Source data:
────────────────────────────────────────
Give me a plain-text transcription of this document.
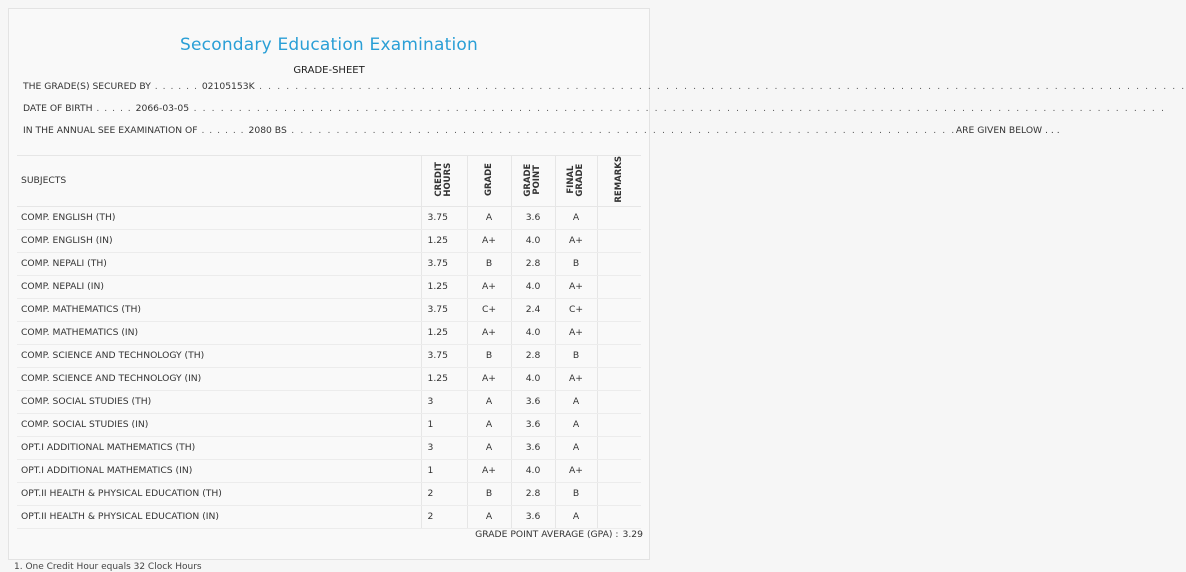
Secondary Education Examination
GRADE-SHEET
THE GRADE(S) SECURED BY . . . . . . 02105153K . . . . . . . . . . . . . . . . . . . . . . . . . . . . . . . . . . . . . . . . . . . . . . . . . . . . . . . . . . . . . . . . . . . . . . . . . . . . . . . . . . . . . . . . . . . . . . . . . . . . . . .
DATE OF BIRTH . . . . . 2066-03-05 . . . . . . . . . . . . . . . . . . . . . . . . . . . . . . . . . . . . . . . . . . . . . . . . . . . . . . . . . . . . . . . . . . . . . . . . . . . . . . . . . . . . . . . . . . . . . . . . . . . . . . . . . . . .
IN THE ANNUAL SEE EXAMINATION OF . . . . . . 2080 BS . . . . . . . . . . . . . . . . . . . . . . . . . . . . . . . . . . . . . . . . . . . . . . . . . . . . . . . . . . . . . . . . . . . . . . . . . . ARE GIVEN BELOW . . .
SUBJECTS	CREDIT HOURS	GRADE	GRADE POINT	FINAL GRADE	REMARKS
COMP. ENGLISH (TH)	3.75	A	3.6	A	
COMP. ENGLISH (IN)	1.25	A+	4.0	A+	
COMP. NEPALI (TH)	3.75	B	2.8	B	
COMP. NEPALI (IN)	1.25	A+	4.0	A+	
COMP. MATHEMATICS (TH)	3.75	C+	2.4	C+	
COMP. MATHEMATICS (IN)	1.25	A+	4.0	A+	
COMP. SCIENCE AND TECHNOLOGY (TH)	3.75	B	2.8	B	
COMP. SCIENCE AND TECHNOLOGY (IN)	1.25	A+	4.0	A+	
COMP. SOCIAL STUDIES (TH)	3	A	3.6	A	
COMP. SOCIAL STUDIES (IN)	1	A	3.6	A	
OPT.I ADDITIONAL MATHEMATICS (TH)	3	A	3.6	A	
OPT.I ADDITIONAL MATHEMATICS (IN)	1	A+	4.0	A+	
OPT.II HEALTH & PHYSICAL EDUCATION (TH)	2	B	2.8	B	
OPT.II HEALTH & PHYSICAL EDUCATION (IN)	2	A	3.6	A	
GRADE POINT AVERAGE (GPA) : 3.29
1. One Credit Hour equals 32 Clock Hours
────────────────────────────────────────
◆ GIVEN EXERCISE:
Omit every picture while copying the listing above exactly.

◆ SOLUTION FOR THIS TASK:
Give me a plain-text transcription of this document.
Secondary Education Examination
GRADE-SHEET
THE GRADE(S) SECURED BY . . . . . . 02105153K . . . . . . . . . . . . . . . . . . . . . . . . . . . . . . . . . . . . . . . . . . . . . . . . . . . . . . . . . . . . . . . . . . . . . . . . . . . . . . . . . . . . . . . . . . . . . . . . . . . . . . .
DATE OF BIRTH . . . . . 2066-03-05 . . . . . . . . . . . . . . . . . . . . . . . . . . . . . . . . . . . . . . . . . . . . . . . . . . . . . . . . . . . . . . . . . . . . . . . . . . . . . . . . . . . . . . . . . . . . . . . . . . . . . . . . . . . .
IN THE ANNUAL SEE EXAMINATION OF . . . . . . 2080 BS . . . . . . . . . . . . . . . . . . . . . . . . . . . . . . . . . . . . . . . . . . . . . . . . . . . . . . . . . . . . . . . . . . . . . . . . . . ARE GIVEN BELOW . . .
SUBJECTS	CREDIT HOURS	GRADE	GRADE POINT	FINAL GRADE	REMARKS
COMP. ENGLISH (TH)	3.75	A	3.6	A	
COMP. ENGLISH (IN)	1.25	A+	4.0	A+	
COMP. NEPALI (TH)	3.75	B	2.8	B	
COMP. NEPALI (IN)	1.25	A+	4.0	A+	
COMP. MATHEMATICS (TH)	3.75	C+	2.4	C+	
COMP. MATHEMATICS (IN)	1.25	A+	4.0	A+	
COMP. SCIENCE AND TECHNOLOGY (TH)	3.75	B	2.8	B	
COMP. SCIENCE AND TECHNOLOGY (IN)	1.25	A+	4.0	A+	
COMP. SOCIAL STUDIES (TH)	3	A	3.6	A	
COMP. SOCIAL STUDIES (IN)	1	A	3.6	A	
OPT.I ADDITIONAL MATHEMATICS (TH)	3	A	3.6	A	
OPT.I ADDITIONAL MATHEMATICS (IN)	1	A+	4.0	A+	
OPT.II HEALTH & PHYSICAL EDUCATION (TH)	2	B	2.8	B	
OPT.II HEALTH & PHYSICAL EDUCATION (IN)	2	A	3.6	A	
GRADE POINT AVERAGE (GPA) : 3.29
1. One Credit Hour equals 32 Clock Hours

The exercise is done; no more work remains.